EXERCISE OBJECTIVE. Arrange the items from the line containing "right-tick-label: 0.00000 bbox=[850, 473, 911, 492]" through the line containing "left-tick-label: 0.006 bbox=[63, 336, 106, 355]" as a JSON list of strings, one string per line, with blank lines left out.

[Element placement data]
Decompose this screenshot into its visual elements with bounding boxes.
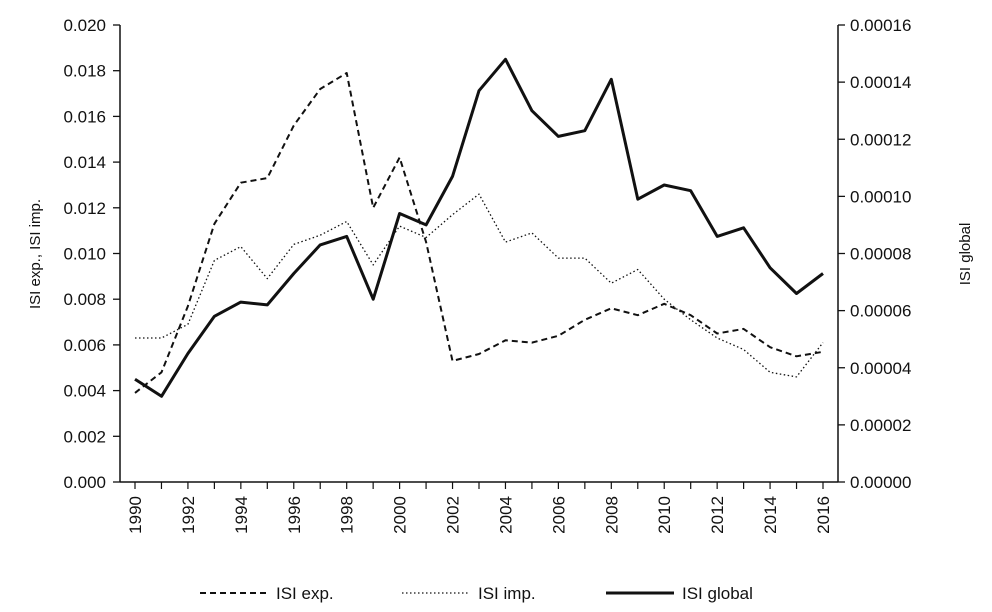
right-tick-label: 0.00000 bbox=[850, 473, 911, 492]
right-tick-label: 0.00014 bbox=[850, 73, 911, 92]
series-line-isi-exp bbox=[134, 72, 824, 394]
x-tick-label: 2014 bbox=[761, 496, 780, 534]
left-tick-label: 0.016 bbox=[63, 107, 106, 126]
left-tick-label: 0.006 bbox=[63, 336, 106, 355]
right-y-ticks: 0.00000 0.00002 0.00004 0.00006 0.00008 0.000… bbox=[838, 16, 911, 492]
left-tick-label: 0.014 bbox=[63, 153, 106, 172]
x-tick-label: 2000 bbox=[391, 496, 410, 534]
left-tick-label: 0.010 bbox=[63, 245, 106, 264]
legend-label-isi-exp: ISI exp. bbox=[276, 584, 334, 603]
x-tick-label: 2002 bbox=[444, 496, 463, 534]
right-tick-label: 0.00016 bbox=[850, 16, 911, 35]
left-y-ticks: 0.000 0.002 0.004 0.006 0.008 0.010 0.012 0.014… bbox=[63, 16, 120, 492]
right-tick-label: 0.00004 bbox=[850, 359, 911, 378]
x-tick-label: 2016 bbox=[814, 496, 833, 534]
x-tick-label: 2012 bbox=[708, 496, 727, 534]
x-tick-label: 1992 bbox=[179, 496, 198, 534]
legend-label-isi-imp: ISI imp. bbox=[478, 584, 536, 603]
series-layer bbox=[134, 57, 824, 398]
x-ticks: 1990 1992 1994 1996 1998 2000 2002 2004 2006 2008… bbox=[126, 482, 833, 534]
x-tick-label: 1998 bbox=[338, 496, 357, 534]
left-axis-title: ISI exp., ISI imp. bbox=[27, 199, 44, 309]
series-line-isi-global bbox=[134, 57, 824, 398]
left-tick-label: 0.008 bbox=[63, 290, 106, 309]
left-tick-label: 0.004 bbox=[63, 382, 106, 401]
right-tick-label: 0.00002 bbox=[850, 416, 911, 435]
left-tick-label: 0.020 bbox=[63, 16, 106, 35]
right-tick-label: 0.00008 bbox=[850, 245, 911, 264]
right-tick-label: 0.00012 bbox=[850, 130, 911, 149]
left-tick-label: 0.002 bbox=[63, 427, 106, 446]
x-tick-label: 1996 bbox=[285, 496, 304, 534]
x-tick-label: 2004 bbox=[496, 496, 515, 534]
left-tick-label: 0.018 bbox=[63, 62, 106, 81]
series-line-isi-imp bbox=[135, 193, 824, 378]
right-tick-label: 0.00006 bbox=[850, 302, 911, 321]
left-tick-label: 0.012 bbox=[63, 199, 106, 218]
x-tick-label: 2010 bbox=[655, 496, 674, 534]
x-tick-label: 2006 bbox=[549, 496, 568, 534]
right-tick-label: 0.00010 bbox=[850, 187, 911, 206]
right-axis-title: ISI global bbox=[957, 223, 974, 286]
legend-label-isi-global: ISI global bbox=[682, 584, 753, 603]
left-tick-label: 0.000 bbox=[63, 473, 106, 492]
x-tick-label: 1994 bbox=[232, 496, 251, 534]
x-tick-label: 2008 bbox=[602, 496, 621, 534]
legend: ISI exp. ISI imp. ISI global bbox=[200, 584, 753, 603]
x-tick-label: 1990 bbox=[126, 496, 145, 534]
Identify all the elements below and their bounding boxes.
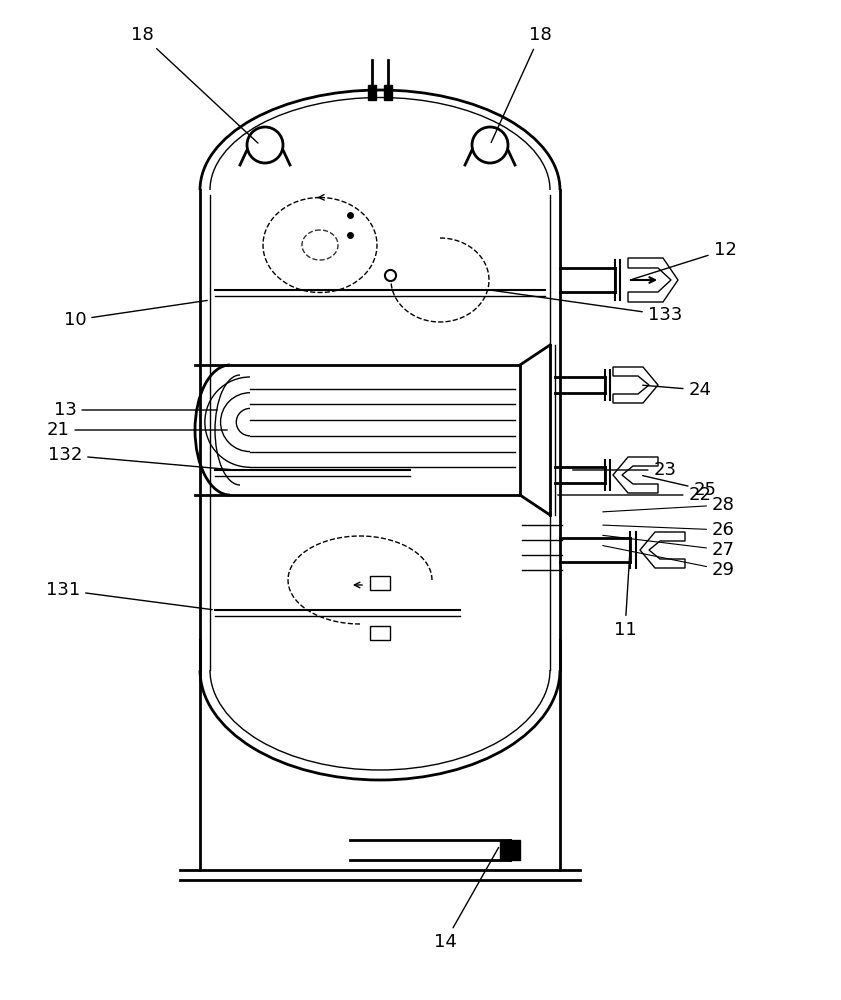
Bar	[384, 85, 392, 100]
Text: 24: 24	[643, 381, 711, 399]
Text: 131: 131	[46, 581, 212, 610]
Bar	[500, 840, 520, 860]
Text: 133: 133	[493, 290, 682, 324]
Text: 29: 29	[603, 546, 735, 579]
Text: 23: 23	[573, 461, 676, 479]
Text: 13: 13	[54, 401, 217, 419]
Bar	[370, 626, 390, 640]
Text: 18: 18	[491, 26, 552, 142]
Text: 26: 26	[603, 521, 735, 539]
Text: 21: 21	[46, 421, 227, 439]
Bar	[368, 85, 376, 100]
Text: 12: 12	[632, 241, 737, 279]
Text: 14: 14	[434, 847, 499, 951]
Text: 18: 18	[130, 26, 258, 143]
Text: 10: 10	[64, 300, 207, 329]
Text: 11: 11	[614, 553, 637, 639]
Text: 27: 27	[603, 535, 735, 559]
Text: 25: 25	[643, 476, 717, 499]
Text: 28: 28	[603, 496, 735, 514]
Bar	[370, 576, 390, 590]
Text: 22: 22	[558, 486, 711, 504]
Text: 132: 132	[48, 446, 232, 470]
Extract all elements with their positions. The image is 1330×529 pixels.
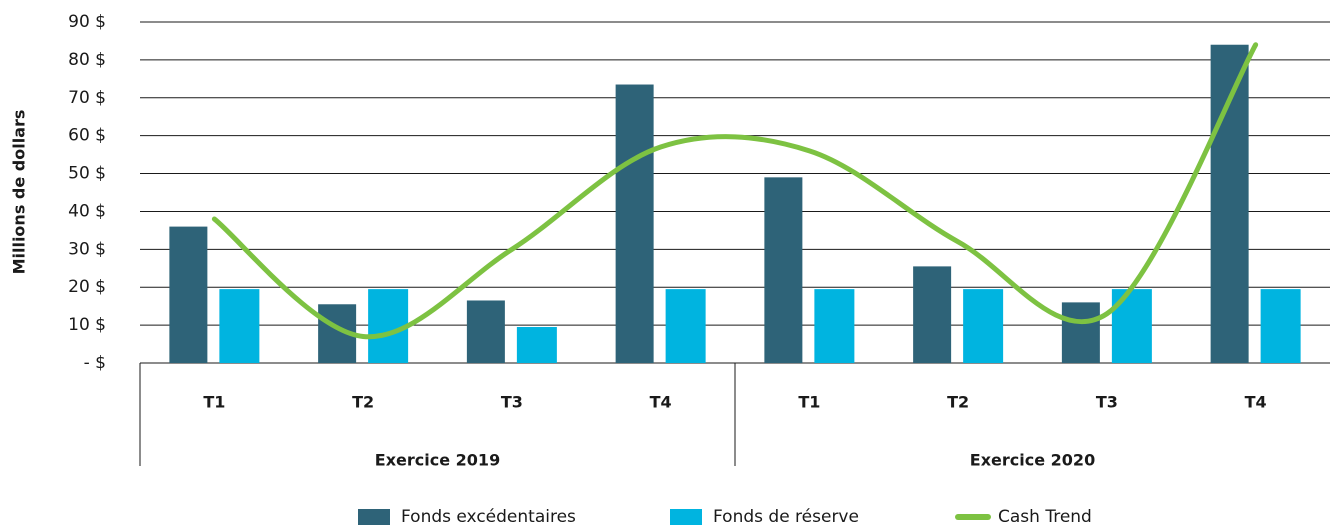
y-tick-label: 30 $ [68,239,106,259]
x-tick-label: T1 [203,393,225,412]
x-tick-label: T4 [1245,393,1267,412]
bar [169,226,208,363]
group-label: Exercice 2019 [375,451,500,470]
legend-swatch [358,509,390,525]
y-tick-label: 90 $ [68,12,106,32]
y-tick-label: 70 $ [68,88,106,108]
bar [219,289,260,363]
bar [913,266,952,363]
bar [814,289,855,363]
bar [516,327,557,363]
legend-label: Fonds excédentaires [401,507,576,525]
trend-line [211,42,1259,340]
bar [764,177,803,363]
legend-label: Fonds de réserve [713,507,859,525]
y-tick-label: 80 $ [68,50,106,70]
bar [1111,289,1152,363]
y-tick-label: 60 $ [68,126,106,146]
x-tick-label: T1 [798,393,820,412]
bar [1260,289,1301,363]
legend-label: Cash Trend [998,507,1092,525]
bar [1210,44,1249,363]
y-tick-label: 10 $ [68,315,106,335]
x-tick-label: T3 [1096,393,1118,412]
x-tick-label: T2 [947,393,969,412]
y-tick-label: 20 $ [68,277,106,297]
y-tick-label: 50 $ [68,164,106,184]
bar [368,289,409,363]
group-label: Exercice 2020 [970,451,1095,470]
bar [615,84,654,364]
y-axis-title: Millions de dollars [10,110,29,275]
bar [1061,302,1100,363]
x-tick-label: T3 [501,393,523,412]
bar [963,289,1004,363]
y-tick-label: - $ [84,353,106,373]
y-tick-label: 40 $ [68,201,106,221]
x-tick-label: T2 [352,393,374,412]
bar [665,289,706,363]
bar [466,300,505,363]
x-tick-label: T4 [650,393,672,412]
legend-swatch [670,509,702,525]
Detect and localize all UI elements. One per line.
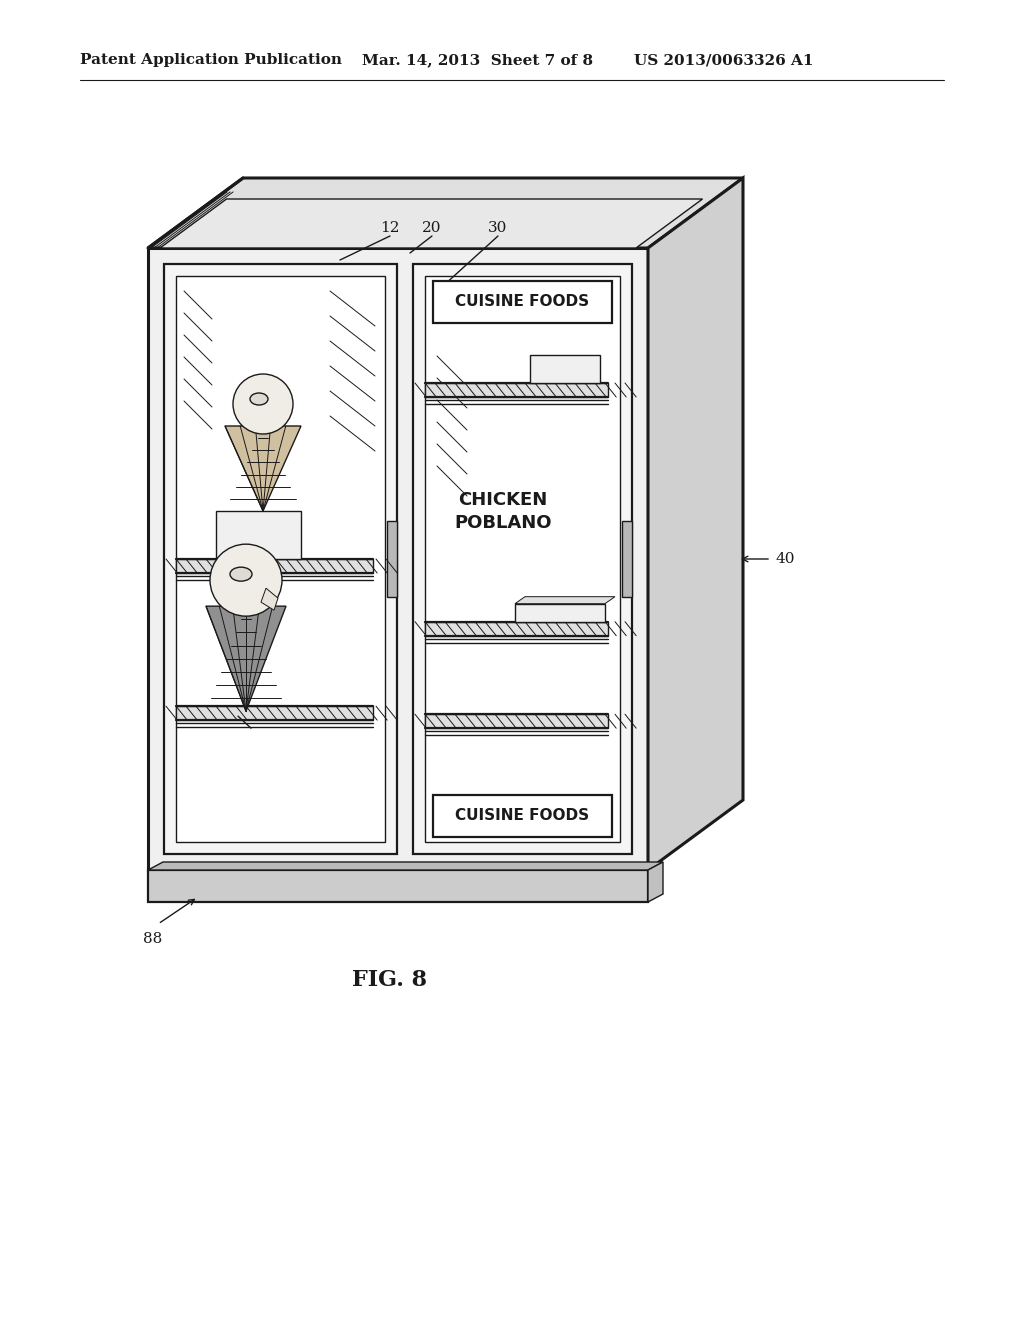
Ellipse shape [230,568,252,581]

CORRECT RESPONSE.
[
  "right-tick-label: 0.00000 bbox=[850, 473, 911, 492]",
  "right-tick-label: 0.00014 bbox=[850, 73, 911, 92]",
  "series-line-isi-exp bbox=[134, 72, 824, 394]",
  "x-tick-label: 2014 bbox=[761, 496, 780, 534]",
  "left-tick-label: 0.016 bbox=[63, 107, 106, 126]",
  "left-tick-label: 0.006 bbox=[63, 336, 106, 355]"
]